Stated exercise: Find the lines of data that contain the string "title", then list them.
— start Record set —
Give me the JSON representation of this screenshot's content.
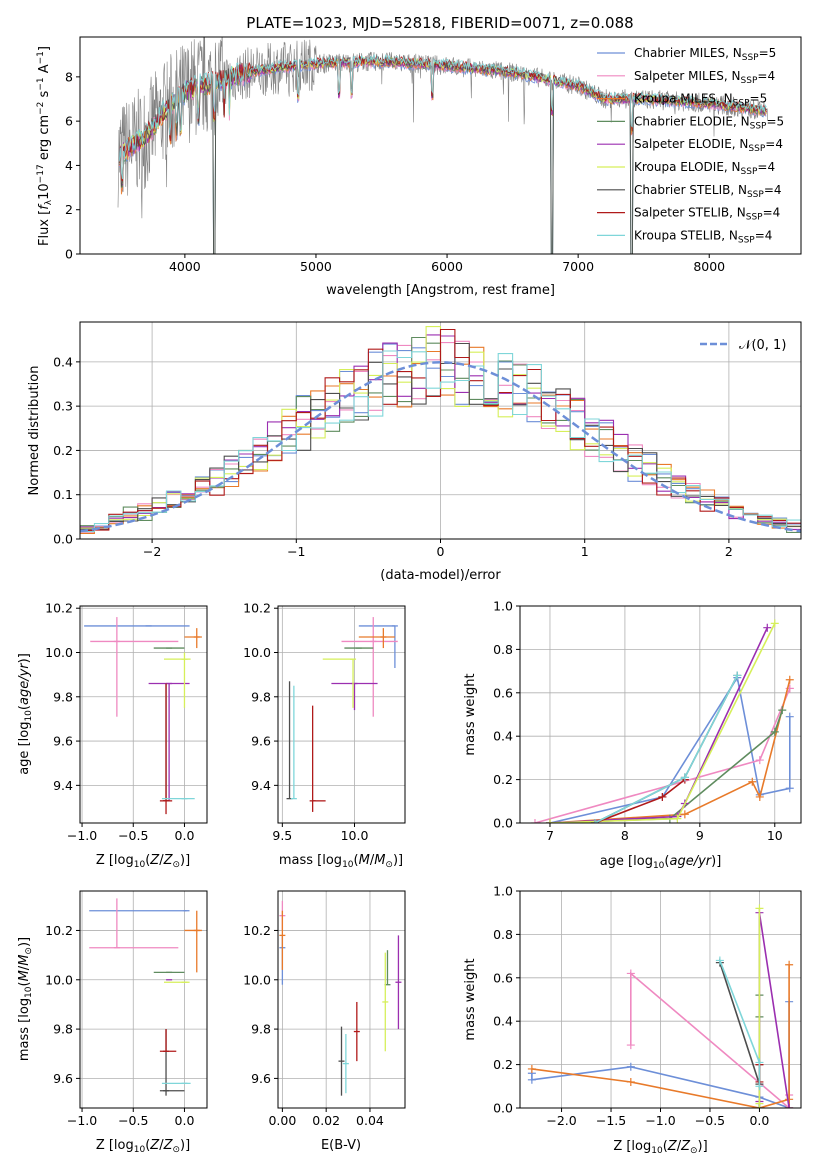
{
  "title": "PLATE=1023, MJD=52818, FIBERID=0071, z=0.088",
  "colors": {
    "chabrier_miles": "#6d8fd8",
    "salpeter_miles": "#ef89c1",
    "kroupa_miles": "#e87a2a",
    "chabrier_elodie": "#5f8c5f",
    "salpeter_elodie": "#9b2fb0",
    "kroupa_elodie": "#d6ef5a",
    "chabrier_stelib": "#4d4d4d",
    "salpeter_stelib": "#b01a1a",
    "kroupa_stelib": "#7fd6d9",
    "grid": "#b0b0b0"
  },
  "legend_spectrum": [
    {
      "key": "chabrier_miles",
      "label": "Chabrier MILES, N",
      "sub": "SSP",
      "tail": "=5"
    },
    {
      "key": "salpeter_miles",
      "label": "Salpeter MILES, N",
      "sub": "SSP",
      "tail": "=4"
    },
    {
      "key": "kroupa_miles",
      "label": "Kroupa MILES, N",
      "sub": "SSP",
      "tail": "=5"
    },
    {
      "key": "chabrier_elodie",
      "label": "Chabrier ELODIE, N",
      "sub": "SSP",
      "tail": "=5"
    },
    {
      "key": "salpeter_elodie",
      "label": "Salpeter ELODIE, N",
      "sub": "SSP",
      "tail": "=4"
    },
    {
      "key": "kroupa_elodie",
      "label": "Kroupa ELODIE, N",
      "sub": "SSP",
      "tail": "=4"
    },
    {
      "key": "chabrier_stelib",
      "label": "Chabrier STELIB, N",
      "sub": "SSP",
      "tail": "=4"
    },
    {
      "key": "salpeter_stelib",
      "label": "Salpeter STELIB, N",
      "sub": "SSP",
      "tail": "=4"
    },
    {
      "key": "kroupa_stelib",
      "label": "Kroupa STELIB, N",
      "sub": "SSP",
      "tail": "=4"
    }
  ],
  "legend_hist": {
    "label": "𝒩(0, 1)"
  },
  "chart_data": [
    {
      "id": "spectrum",
      "type": "line",
      "title": "PLATE=1023, MJD=52818, FIBERID=0071, z=0.088",
      "xlabel": "wavelength [Angstrom, rest frame]",
      "ylabel": "Flux [f_λ 10^-17 erg cm^-2 s^-1 A^-1]",
      "xlim": [
        3200,
        8700
      ],
      "ylim": [
        0,
        9.8
      ],
      "xticks": [
        4000,
        5000,
        6000,
        7000,
        8000
      ],
      "yticks": [
        0,
        2,
        4,
        6,
        8
      ],
      "continuum": {
        "x": [
          3500,
          3600,
          3700,
          3800,
          3900,
          4000,
          4100,
          4200,
          4300,
          4500,
          4700,
          5000,
          5500,
          6000,
          6500,
          7000,
          7200,
          7500,
          8000,
          8500
        ],
        "y": [
          4.5,
          4.9,
          5.3,
          6.1,
          6.8,
          7.3,
          7.6,
          7.7,
          7.9,
          8.2,
          8.4,
          8.6,
          8.7,
          8.5,
          8.2,
          7.6,
          7.0,
          7.0,
          6.8,
          6.4
        ]
      },
      "model_dips": [
        3520,
        3890,
        3934,
        3968,
        4102,
        4226,
        4300,
        4340,
        4861,
        5175,
        5270,
        5890,
        6800,
        7410
      ],
      "grid": false
    },
    {
      "id": "residual-histogram",
      "type": "histogram",
      "xlabel": "(data-model)/error",
      "ylabel": "Normed distribution",
      "xlim": [
        -2.5,
        2.5
      ],
      "ylim": [
        0,
        0.49
      ],
      "xticks": [
        -2,
        -1,
        0,
        1,
        2
      ],
      "yticks": [
        0.0,
        0.1,
        0.2,
        0.3,
        0.4
      ],
      "bin_width": 0.1,
      "legend_position": "top-right",
      "grid": true,
      "reference_curve": {
        "name": "𝒩(0, 1)",
        "mean": 0,
        "sigma": 1
      }
    },
    {
      "id": "age-vs-Z",
      "type": "scatter",
      "xlabel": "Z [log10(Z/Z⊙)]",
      "ylabel": "age [log10(age/yr)]",
      "xlim": [
        -1.02,
        0.22
      ],
      "ylim": [
        9.23,
        10.21
      ],
      "xticks": [
        -1.0,
        -0.5,
        0.0
      ],
      "yticks": [
        9.4,
        9.6,
        9.8,
        10.0,
        10.2
      ],
      "points": [
        {
          "key": "chabrier_miles",
          "x": -0.35,
          "xerr": [
            0.63,
            0.4
          ],
          "y": 10.12,
          "yerr": [
            0.0,
            0.0
          ]
        },
        {
          "key": "salpeter_miles",
          "x": -0.66,
          "xerr": [
            0.26,
            0.6
          ],
          "y": 10.05,
          "yerr": [
            0.34,
            0.11
          ]
        },
        {
          "key": "kroupa_miles",
          "x": 0.12,
          "xerr": [
            0.12,
            0.05
          ],
          "y": 10.07,
          "yerr": [
            0.05,
            0.04
          ]
        },
        {
          "key": "chabrier_elodie",
          "x": -0.15,
          "xerr": [
            0.15,
            0.15
          ],
          "y": 10.02,
          "yerr": [
            0.0,
            0.0
          ]
        },
        {
          "key": "salpeter_elodie",
          "x": -0.15,
          "xerr": [
            0.2,
            0.2
          ],
          "y": 9.86,
          "yerr": [
            0.53,
            0.0
          ]
        },
        {
          "key": "kroupa_elodie",
          "x": 0.0,
          "xerr": [
            0.2,
            0.06
          ],
          "y": 9.97,
          "yerr": [
            0.22,
            0.03
          ]
        },
        {
          "key": "chabrier_stelib",
          "x": -0.18,
          "xerr": [
            0.0,
            0.0
          ],
          "y": 9.33,
          "yerr": [
            0.0,
            0.53
          ]
        },
        {
          "key": "salpeter_stelib",
          "x": -0.18,
          "xerr": [
            0.06,
            0.06
          ],
          "y": 9.33,
          "yerr": [
            0.06,
            0.53
          ]
        },
        {
          "key": "kroupa_stelib",
          "x": 0.0,
          "xerr": [
            0.22,
            0.1
          ],
          "y": 9.34,
          "yerr": [
            0.0,
            0.0
          ]
        }
      ],
      "grid": true
    },
    {
      "id": "age-vs-mass",
      "type": "scatter",
      "xlabel": "mass [log10(M/M⊙)]",
      "ylabel": "",
      "xlim": [
        9.47,
        10.35
      ],
      "ylim": [
        9.23,
        10.21
      ],
      "xticks": [
        9.5,
        10.0
      ],
      "yticks": [
        9.4,
        9.6,
        9.8,
        10.0,
        10.2
      ],
      "points": [
        {
          "key": "chabrier_miles",
          "x": 10.28,
          "xerr": [
            0.25,
            0.0
          ],
          "y": 10.12,
          "yerr": [
            0.19,
            0.0
          ]
        },
        {
          "key": "salpeter_miles",
          "x": 10.13,
          "xerr": [
            0.22,
            0.17
          ],
          "y": 10.05,
          "yerr": [
            0.34,
            0.11
          ]
        },
        {
          "key": "kroupa_miles",
          "x": 10.2,
          "xerr": [
            0.17,
            0.08
          ],
          "y": 10.07,
          "yerr": [
            0.05,
            0.04
          ]
        },
        {
          "key": "chabrier_elodie",
          "x": 10.03,
          "xerr": [
            0.1,
            0.1
          ],
          "y": 10.02,
          "yerr": [
            0.0,
            0.0
          ]
        },
        {
          "key": "salpeter_elodie",
          "x": 10.0,
          "xerr": [
            0.16,
            0.16
          ],
          "y": 9.86,
          "yerr": [
            0.12,
            0.0
          ]
        },
        {
          "key": "kroupa_elodie",
          "x": 9.99,
          "xerr": [
            0.21,
            0.0
          ],
          "y": 9.97,
          "yerr": [
            0.22,
            0.0
          ]
        },
        {
          "key": "chabrier_stelib",
          "x": 9.55,
          "xerr": [
            0.0,
            0.0
          ],
          "y": 9.34,
          "yerr": [
            0.0,
            0.53
          ]
        },
        {
          "key": "salpeter_stelib",
          "x": 9.71,
          "xerr": [
            0.0,
            0.09
          ],
          "y": 9.33,
          "yerr": [
            0.05,
            0.43
          ]
        },
        {
          "key": "kroupa_stelib",
          "x": 9.58,
          "xerr": [
            0.0,
            0.0
          ],
          "y": 9.34,
          "yerr": [
            0.0,
            0.51
          ]
        }
      ],
      "grid": true
    },
    {
      "id": "mass-weight-vs-age",
      "type": "line",
      "xlabel": "age [log10(age/yr)]",
      "ylabel": "mass weight",
      "xlim": [
        6.6,
        10.35
      ],
      "ylim": [
        0,
        1.0
      ],
      "xticks": [
        7,
        8,
        9,
        10
      ],
      "yticks": [
        0.0,
        0.2,
        0.4,
        0.6,
        0.8,
        1.0
      ],
      "series": [
        {
          "key": "chabrier_miles",
          "x": [
            7.0,
            8.5,
            9.5,
            9.8,
            10.2,
            10.2
          ],
          "y": [
            0.0,
            0.12,
            0.67,
            0.13,
            0.16,
            0.49
          ]
        },
        {
          "key": "salpeter_miles",
          "x": [
            6.8,
            9.8,
            10.2,
            10.2
          ],
          "y": [
            0.0,
            0.29,
            0.62,
            0.62
          ]
        },
        {
          "key": "kroupa_miles",
          "x": [
            7.0,
            8.8,
            9.7,
            9.8,
            10.2
          ],
          "y": [
            0.0,
            0.04,
            0.19,
            0.12,
            0.66
          ]
        },
        {
          "key": "chabrier_elodie",
          "x": [
            7.0,
            8.6,
            10.0,
            10.1
          ],
          "y": [
            0.0,
            0.02,
            0.42,
            0.52
          ]
        },
        {
          "key": "salpeter_elodie",
          "x": [
            7.0,
            8.7,
            8.8,
            9.9
          ],
          "y": [
            0.0,
            0.03,
            0.09,
            0.9
          ]
        },
        {
          "key": "kroupa_elodie",
          "x": [
            7.0,
            8.7,
            10.0
          ],
          "y": [
            0.0,
            0.02,
            0.92
          ]
        },
        {
          "key": "chabrier_stelib",
          "x": [
            7.6,
            8.8,
            9.5
          ],
          "y": [
            0.0,
            0.21,
            0.68
          ]
        },
        {
          "key": "salpeter_stelib",
          "x": [
            7.6,
            8.5,
            8.8
          ],
          "y": [
            0.0,
            0.12,
            0.2
          ]
        },
        {
          "key": "kroupa_stelib",
          "x": [
            7.6,
            8.8,
            9.5
          ],
          "y": [
            0.0,
            0.21,
            0.68
          ]
        }
      ],
      "grid": true
    },
    {
      "id": "mass-vs-Z",
      "type": "scatter",
      "xlabel": "Z [log10(Z/Z⊙)]",
      "ylabel": "mass [log10(M/M⊙)]",
      "xlim": [
        -1.02,
        0.22
      ],
      "ylim": [
        9.48,
        10.36
      ],
      "xticks": [
        -1.0,
        -0.5,
        0.0
      ],
      "yticks": [
        9.6,
        9.8,
        10.0,
        10.2
      ],
      "points": [
        {
          "key": "chabrier_miles",
          "x": 0.02,
          "xerr": [
            0.95,
            0.0
          ],
          "y": 10.28,
          "yerr": [
            0.0,
            0.0
          ]
        },
        {
          "key": "salpeter_miles",
          "x": -0.66,
          "xerr": [
            0.27,
            0.6
          ],
          "y": 10.13,
          "yerr": [
            0.0,
            0.2
          ]
        },
        {
          "key": "kroupa_miles",
          "x": 0.12,
          "xerr": [
            0.12,
            0.05
          ],
          "y": 10.2,
          "yerr": [
            0.17,
            0.08
          ]
        },
        {
          "key": "chabrier_elodie",
          "x": -0.15,
          "xerr": [
            0.15,
            0.15
          ],
          "y": 10.03,
          "yerr": [
            0.0,
            0.0
          ]
        },
        {
          "key": "salpeter_elodie",
          "x": -0.15,
          "xerr": [
            0.0,
            0.0
          ],
          "y": 10.0,
          "yerr": [
            0.0,
            0.0
          ]
        },
        {
          "key": "kroupa_elodie",
          "x": 0.0,
          "xerr": [
            0.2,
            0.05
          ],
          "y": 9.99,
          "yerr": [
            0.0,
            0.0
          ]
        },
        {
          "key": "chabrier_stelib",
          "x": -0.18,
          "xerr": [
            0.06,
            0.18
          ],
          "y": 9.55,
          "yerr": [
            0.02,
            0.25
          ]
        },
        {
          "key": "salpeter_stelib",
          "x": -0.18,
          "xerr": [
            0.06,
            0.1
          ],
          "y": 9.71,
          "yerr": [
            0.0,
            0.09
          ]
        },
        {
          "key": "kroupa_stelib",
          "x": 0.0,
          "xerr": [
            0.22,
            0.06
          ],
          "y": 9.58,
          "yerr": [
            0.0,
            0.0
          ]
        }
      ],
      "grid": true
    },
    {
      "id": "mass-vs-EBV",
      "type": "scatter",
      "xlabel": "E(B-V)",
      "ylabel": "",
      "xlim": [
        -0.002,
        0.056
      ],
      "ylim": [
        9.48,
        10.36
      ],
      "xticks": [
        0.0,
        0.02,
        0.04
      ],
      "yticks": [
        9.6,
        9.8,
        10.0,
        10.2
      ],
      "points": [
        {
          "key": "chabrier_miles",
          "x": 0.0,
          "y": 10.13,
          "yerr": [
            0.15,
            0.05
          ]
        },
        {
          "key": "salpeter_miles",
          "x": 0.0,
          "y": 10.26,
          "yerr": [
            0.06,
            0.06
          ]
        },
        {
          "key": "kroupa_miles",
          "x": 0.0,
          "y": 10.18,
          "yerr": [
            0.14,
            0.1
          ]
        },
        {
          "key": "chabrier_elodie",
          "x": 0.048,
          "y": 9.98,
          "yerr": [
            0.0,
            0.14
          ]
        },
        {
          "key": "salpeter_elodie",
          "x": 0.053,
          "y": 9.99,
          "yerr": [
            0.19,
            0.19
          ]
        },
        {
          "key": "kroupa_elodie",
          "x": 0.047,
          "y": 9.91,
          "yerr": [
            0.2,
            0.2
          ]
        },
        {
          "key": "chabrier_stelib",
          "x": 0.027,
          "y": 9.67,
          "yerr": [
            0.14,
            0.14
          ]
        },
        {
          "key": "salpeter_stelib",
          "x": 0.034,
          "y": 9.79,
          "yerr": [
            0.12,
            0.12
          ]
        },
        {
          "key": "kroupa_stelib",
          "x": 0.029,
          "y": 9.66,
          "yerr": [
            0.12,
            0.12
          ]
        }
      ],
      "grid": true
    },
    {
      "id": "mass-weight-vs-Z",
      "type": "line",
      "xlabel": "Z [log10(Z/Z⊙)]",
      "ylabel": "mass weight",
      "xlim": [
        -2.42,
        0.42
      ],
      "ylim": [
        0,
        1.0
      ],
      "xticks": [
        -2.0,
        -1.5,
        -1.0,
        -0.5,
        0.0
      ],
      "yticks": [
        0.0,
        0.2,
        0.4,
        0.6,
        0.8,
        1.0
      ],
      "series": [
        {
          "key": "chabrier_miles",
          "x": [
            -2.3,
            -2.3,
            -1.3,
            0.0,
            0.3,
            0.3
          ],
          "y": [
            0.16,
            0.13,
            0.19,
            0.05,
            0.0,
            0.49
          ]
        },
        {
          "key": "salpeter_miles",
          "x": [
            -1.3,
            -1.3,
            0.3,
            0.3
          ],
          "y": [
            0.29,
            0.62,
            0.0,
            0.06
          ]
        },
        {
          "key": "kroupa_miles",
          "x": [
            -2.3,
            -1.3,
            0.0,
            0.3,
            0.3,
            0.3
          ],
          "y": [
            0.18,
            0.12,
            0.0,
            0.04,
            0.66,
            0.0
          ]
        },
        {
          "key": "chabrier_elodie",
          "x": [
            0.0,
            0.0,
            0.0
          ],
          "y": [
            0.52,
            0.42,
            0.0
          ]
        },
        {
          "key": "salpeter_elodie",
          "x": [
            0.0,
            0.0,
            0.3
          ],
          "y": [
            0.03,
            0.9,
            0.0
          ]
        },
        {
          "key": "kroupa_elodie",
          "x": [
            0.0,
            0.0
          ],
          "y": [
            0.92,
            0.02
          ]
        },
        {
          "key": "chabrier_stelib",
          "x": [
            -0.4,
            0.0,
            0.0
          ],
          "y": [
            0.67,
            0.11,
            0.2
          ]
        },
        {
          "key": "salpeter_stelib",
          "x": [
            0.0,
            0.0
          ],
          "y": [
            0.12,
            0.2
          ]
        },
        {
          "key": "kroupa_stelib",
          "x": [
            -0.4,
            0.0,
            0.0
          ],
          "y": [
            0.68,
            0.21,
            0.1
          ]
        }
      ],
      "grid": true
    }
  ]
}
— end Record set —
Written answer:
  "title": "PLATE=1023, MJD=52818, FIBERID=0071, z=0.088",
      "title": "PLATE=1023, MJD=52818, FIBERID=0071, z=0.088",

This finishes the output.